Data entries

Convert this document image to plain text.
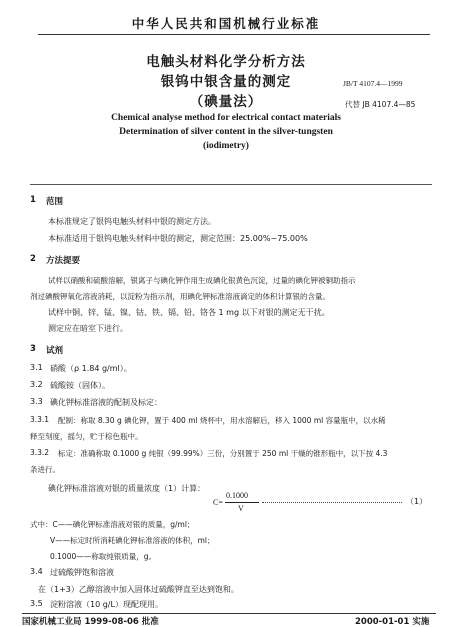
中华人民共和国机械行业标准
电触头材料化学分析方法
银钨中银含量的测定
（碘量法）
JB/T 4107.4—1999
代替 JB 4107.4—85
Chemical analyse method for electrical contact materials
Determination of silver content in the silver-tungsten
(iodimetry)
1 范围
本标准规定了银钨电触头材料中银的测定方法。
本标准适用于银钨电触头材料中银的测定，测定范围：25.00%~75.00%
2 方法提要
试样以硝酸和硫酸溶解，银离子与碘化钾作用生成碘化银黄色沉淀，过量的碘化钾被铜助指示
剂过碘酸钾氧化溶液消耗，以淀粉为指示剂，用碘化钾标准溶液滴定的体积计算银的含量。
试样中铜、锌、锰、镍、钴、铁、镉、铅、铬各 1 mg 以下对银的测定无干扰。
测定应在暗室下进行。
3 试剂
3.1 硝酸（ρ 1.84 g/ml）。
3.2 硫酸铵（固体）。
3.3 碘化钾标准溶液的配制及标定：
3.3.1 配制：称取 8.30 g 碘化钾，置于 400 ml 烧杯中，用水溶解后，移入 1000 ml 容量瓶中，以水稀
释至刻度，摇匀，贮于棕色瓶中。
3.3.2 标定：准确称取 0.1000 g 纯银（99.99%）三份，分别置于 250 ml 干燥的锥形瓶中，以下按 4.3
条进行。
碘化钾标准溶液对银的质量浓度（1）计算：
C=
0.1000
V
（1）
式中：C——碘化钾标准溶液对银的质量，g/ml；
V——标定时所消耗碘化钾标准溶液的体积，ml；
0.1000——称取纯银质量，g。
3.4 过硫酸钾饱和溶液
在（1+3）乙醇溶液中加入固体过硫酸钾直至达到饱和。
3.5 淀粉溶液（10 g/L）现配现用。
国家机械工业局 1999-08-06 批准	2000-01-01 实施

Challenge
Copy every entry exactly as written. Pictures are excluded.

Solution to the exercise
Convert this document image to plain text.
中华人民共和国机械行业标准
电触头材料化学分析方法
银钨中银含量的测定
（碘量法）
JB/T 4107.4—1999
代替 JB 4107.4—85
Chemical analyse method for electrical contact materials
Determination of silver content in the silver-tungsten
(iodimetry)
1 范围
本标准规定了银钨电触头材料中银的测定方法。
本标准适用于银钨电触头材料中银的测定，测定范围：25.00%~75.00%
2 方法提要
试样以硝酸和硫酸溶解，银离子与碘化钾作用生成碘化银黄色沉淀，过量的碘化钾被铜助指示
剂过碘酸钾氧化溶液消耗，以淀粉为指示剂，用碘化钾标准溶液滴定的体积计算银的含量。
试样中铜、锌、锰、镍、钴、铁、镉、铅、铬各 1 mg 以下对银的测定无干扰。
测定应在暗室下进行。
3 试剂
3.1 硝酸（ρ 1.84 g/ml）。
3.2 硫酸铵（固体）。
3.3 碘化钾标准溶液的配制及标定：
3.3.1 配制：称取 8.30 g 碘化钾，置于 400 ml 烧杯中，用水溶解后，移入 1000 ml 容量瓶中，以水稀
释至刻度，摇匀，贮于棕色瓶中。
3.3.2 标定：准确称取 0.1000 g 纯银（99.99%）三份，分别置于 250 ml 干燥的锥形瓶中，以下按 4.3
条进行。
碘化钾标准溶液对银的质量浓度（1）计算：
C=
0.1000
V
（1）
式中：C——碘化钾标准溶液对银的质量，g/ml；
V——标定时所消耗碘化钾标准溶液的体积，ml；
0.1000——称取纯银质量，g。
3.4 过硫酸钾饱和溶液
在（1+3）乙醇溶液中加入固体过硫酸钾直至达到饱和。
3.5 淀粉溶液（10 g/L）现配现用。
国家机械工业局 1999-08-06 批准	2000-01-01 实施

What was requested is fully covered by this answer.